Dataset
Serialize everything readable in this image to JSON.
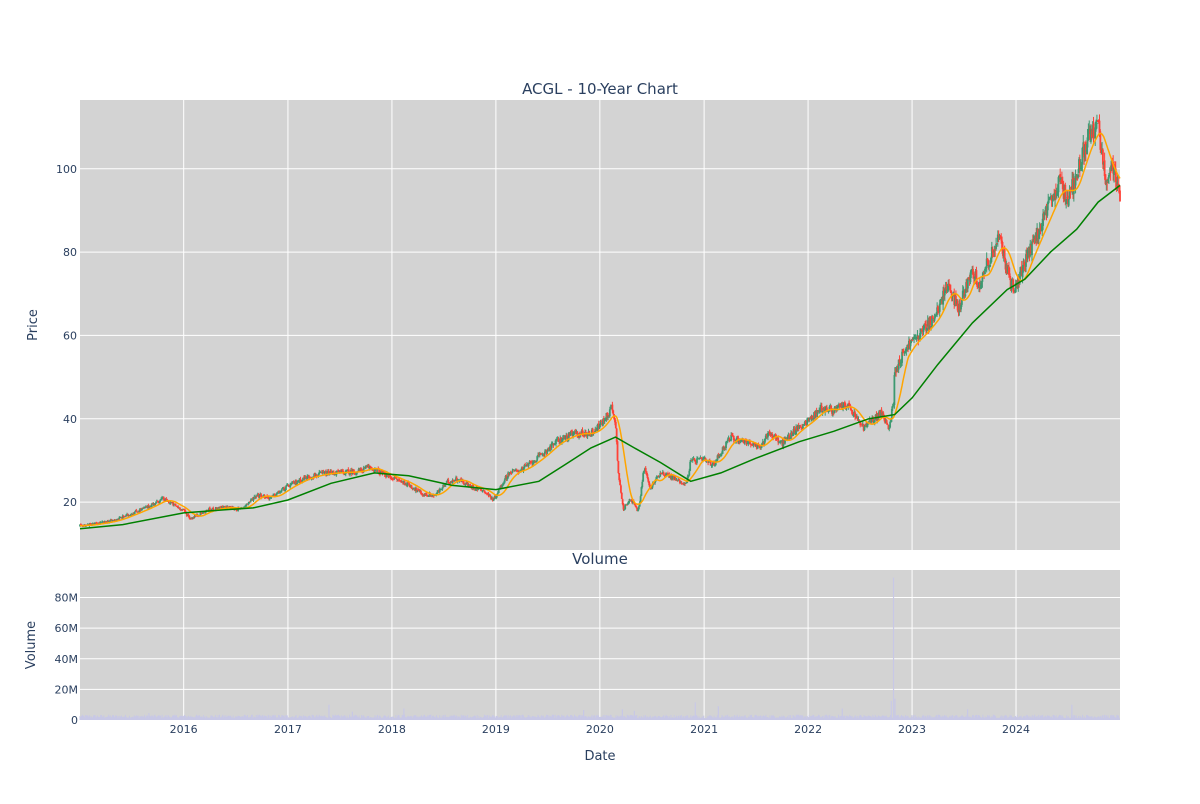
{
  "chart_data": [
    {
      "type": "candlestick",
      "title": "ACGL - 10-Year Chart",
      "ylabel": "Price",
      "ylim": [
        8.5,
        116.5
      ],
      "y_ticks": [
        20,
        40,
        60,
        80,
        100
      ],
      "y_tick_labels": [
        "20",
        "40",
        "60",
        "80",
        "100"
      ],
      "grid": true,
      "up_color": "#3d9970",
      "down_color": "#ff4136",
      "ma_short_color": "#ffa500",
      "ma_long_color": "#008000",
      "plot_bg": "#d3d3d3",
      "price_path": [
        [
          "2015-01-02",
          14.3
        ],
        [
          "2015-03-01",
          14.8
        ],
        [
          "2015-05-01",
          15.6
        ],
        [
          "2015-07-01",
          17.2
        ],
        [
          "2015-09-01",
          19.0
        ],
        [
          "2015-10-20",
          20.8
        ],
        [
          "2015-12-01",
          19.2
        ],
        [
          "2016-01-01",
          18.0
        ],
        [
          "2016-01-25",
          16.0
        ],
        [
          "2016-02-15",
          16.8
        ],
        [
          "2016-04-01",
          18.2
        ],
        [
          "2016-06-01",
          18.8
        ],
        [
          "2016-07-15",
          18.2
        ],
        [
          "2016-08-15",
          19.8
        ],
        [
          "2016-09-15",
          21.8
        ],
        [
          "2016-11-01",
          21.0
        ],
        [
          "2017-01-01",
          23.8
        ],
        [
          "2017-03-01",
          25.8
        ],
        [
          "2017-05-01",
          26.8
        ],
        [
          "2017-07-01",
          27.1
        ],
        [
          "2017-09-01",
          27.3
        ],
        [
          "2017-10-15",
          28.4
        ],
        [
          "2017-12-01",
          26.8
        ],
        [
          "2018-01-15",
          25.5
        ],
        [
          "2018-03-01",
          24.2
        ],
        [
          "2018-04-20",
          21.8
        ],
        [
          "2018-06-01",
          21.6
        ],
        [
          "2018-07-15",
          24.8
        ],
        [
          "2018-08-20",
          25.6
        ],
        [
          "2018-10-01",
          23.8
        ],
        [
          "2018-11-15",
          23.0
        ],
        [
          "2018-12-24",
          20.5
        ],
        [
          "2019-01-10",
          22.8
        ],
        [
          "2019-02-15",
          27.0
        ],
        [
          "2019-04-01",
          27.8
        ],
        [
          "2019-06-01",
          30.8
        ],
        [
          "2019-08-01",
          34.5
        ],
        [
          "2019-10-01",
          36.4
        ],
        [
          "2019-12-01",
          36.5
        ],
        [
          "2020-01-15",
          39.5
        ],
        [
          "2020-02-12",
          42.8
        ],
        [
          "2020-02-25",
          39.0
        ],
        [
          "2020-03-05",
          28.0
        ],
        [
          "2020-03-23",
          18.0
        ],
        [
          "2020-04-15",
          21.0
        ],
        [
          "2020-05-15",
          17.8
        ],
        [
          "2020-06-05",
          28.5
        ],
        [
          "2020-06-25",
          23.2
        ],
        [
          "2020-08-01",
          27.2
        ],
        [
          "2020-09-15",
          25.8
        ],
        [
          "2020-10-30",
          24.2
        ],
        [
          "2020-11-15",
          29.8
        ],
        [
          "2021-01-01",
          30.2
        ],
        [
          "2021-02-01",
          28.8
        ],
        [
          "2021-04-01",
          35.5
        ],
        [
          "2021-06-01",
          34.5
        ],
        [
          "2021-07-15",
          32.8
        ],
        [
          "2021-08-15",
          36.8
        ],
        [
          "2021-10-01",
          34.0
        ],
        [
          "2021-11-20",
          37.5
        ],
        [
          "2022-01-01",
          39.5
        ],
        [
          "2022-02-15",
          42.5
        ],
        [
          "2022-04-01",
          42.0
        ],
        [
          "2022-05-15",
          43.5
        ],
        [
          "2022-07-15",
          37.8
        ],
        [
          "2022-09-15",
          41.5
        ],
        [
          "2022-10-10",
          37.5
        ],
        [
          "2022-10-28",
          44.0
        ],
        [
          "2022-11-01",
          51.5
        ],
        [
          "2022-12-15",
          57.5
        ],
        [
          "2023-02-01",
          60.5
        ],
        [
          "2023-04-01",
          65.5
        ],
        [
          "2023-05-01",
          72.0
        ],
        [
          "2023-06-15",
          66.5
        ],
        [
          "2023-08-01",
          76.5
        ],
        [
          "2023-08-20",
          72.0
        ],
        [
          "2023-10-01",
          78.5
        ],
        [
          "2023-11-01",
          83.5
        ],
        [
          "2023-12-15",
          72.5
        ],
        [
          "2024-01-01",
          71.5
        ],
        [
          "2024-02-01",
          77.5
        ],
        [
          "2024-04-01",
          87.0
        ],
        [
          "2024-06-01",
          96.5
        ],
        [
          "2024-07-01",
          93.0
        ],
        [
          "2024-08-01",
          98.5
        ],
        [
          "2024-08-20",
          104.0
        ],
        [
          "2024-09-20",
          108.0
        ],
        [
          "2024-10-15",
          111.0
        ],
        [
          "2024-11-10",
          97.5
        ],
        [
          "2024-12-05",
          101.0
        ],
        [
          "2024-12-31",
          92.0
        ]
      ],
      "ma_long_path": [
        [
          "2015-01-02",
          13.6
        ],
        [
          "2015-06-01",
          14.6
        ],
        [
          "2016-01-01",
          17.4
        ],
        [
          "2016-06-01",
          18.2
        ],
        [
          "2016-09-01",
          18.6
        ],
        [
          "2017-01-01",
          20.5
        ],
        [
          "2017-06-01",
          24.5
        ],
        [
          "2017-11-01",
          27.0
        ],
        [
          "2018-03-01",
          26.3
        ],
        [
          "2018-08-01",
          24.0
        ],
        [
          "2019-01-01",
          23.0
        ],
        [
          "2019-06-01",
          25.0
        ],
        [
          "2019-09-01",
          29.0
        ],
        [
          "2019-12-01",
          33.0
        ],
        [
          "2020-02-25",
          35.6
        ],
        [
          "2020-05-01",
          33.0
        ],
        [
          "2020-08-01",
          29.5
        ],
        [
          "2020-11-15",
          25.0
        ],
        [
          "2021-03-01",
          27.0
        ],
        [
          "2021-07-01",
          30.5
        ],
        [
          "2021-12-01",
          34.5
        ],
        [
          "2022-04-01",
          37.0
        ],
        [
          "2022-08-01",
          40.0
        ],
        [
          "2022-11-01",
          41.0
        ],
        [
          "2023-01-01",
          45.0
        ],
        [
          "2023-04-01",
          53.0
        ],
        [
          "2023-08-01",
          63.0
        ],
        [
          "2023-12-01",
          71.0
        ],
        [
          "2024-02-01",
          73.5
        ],
        [
          "2024-05-01",
          80.0
        ],
        [
          "2024-08-01",
          85.5
        ],
        [
          "2024-10-15",
          92.0
        ],
        [
          "2024-12-31",
          96.0
        ]
      ]
    },
    {
      "type": "bar",
      "title": "Volume",
      "xlabel": "Date",
      "ylabel": "Volume",
      "xlim": [
        "2015-01-02",
        "2024-12-31"
      ],
      "ylim": [
        0,
        98000000
      ],
      "y_ticks": [
        0,
        20000000,
        40000000,
        60000000,
        80000000
      ],
      "y_tick_labels": [
        "0",
        "20M",
        "40M",
        "60M",
        "80M"
      ],
      "x_tick_labels": [
        "2016",
        "2017",
        "2018",
        "2019",
        "2020",
        "2021",
        "2022",
        "2023",
        "2024"
      ],
      "bar_color": "#c8c8e6",
      "baseline_volume": 2500000,
      "spikes": [
        [
          "2015-09-01",
          4500000
        ],
        [
          "2017-05-25",
          10000000
        ],
        [
          "2017-08-15",
          5500000
        ],
        [
          "2018-02-12",
          7500000
        ],
        [
          "2019-11-05",
          6500000
        ],
        [
          "2020-03-20",
          7000000
        ],
        [
          "2020-05-01",
          6000000
        ],
        [
          "2020-12-01",
          11500000
        ],
        [
          "2021-02-20",
          9000000
        ],
        [
          "2022-05-01",
          7500000
        ],
        [
          "2022-10-20",
          12500000
        ],
        [
          "2022-10-28",
          93000000
        ],
        [
          "2022-11-02",
          14000000
        ],
        [
          "2023-07-15",
          7000000
        ],
        [
          "2024-07-15",
          10000000
        ]
      ]
    }
  ]
}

Aim
Copy each line of the records that contains the word "title".

Response to the task
      "title": "ACGL - 10-Year Chart",
      "title": "Volume",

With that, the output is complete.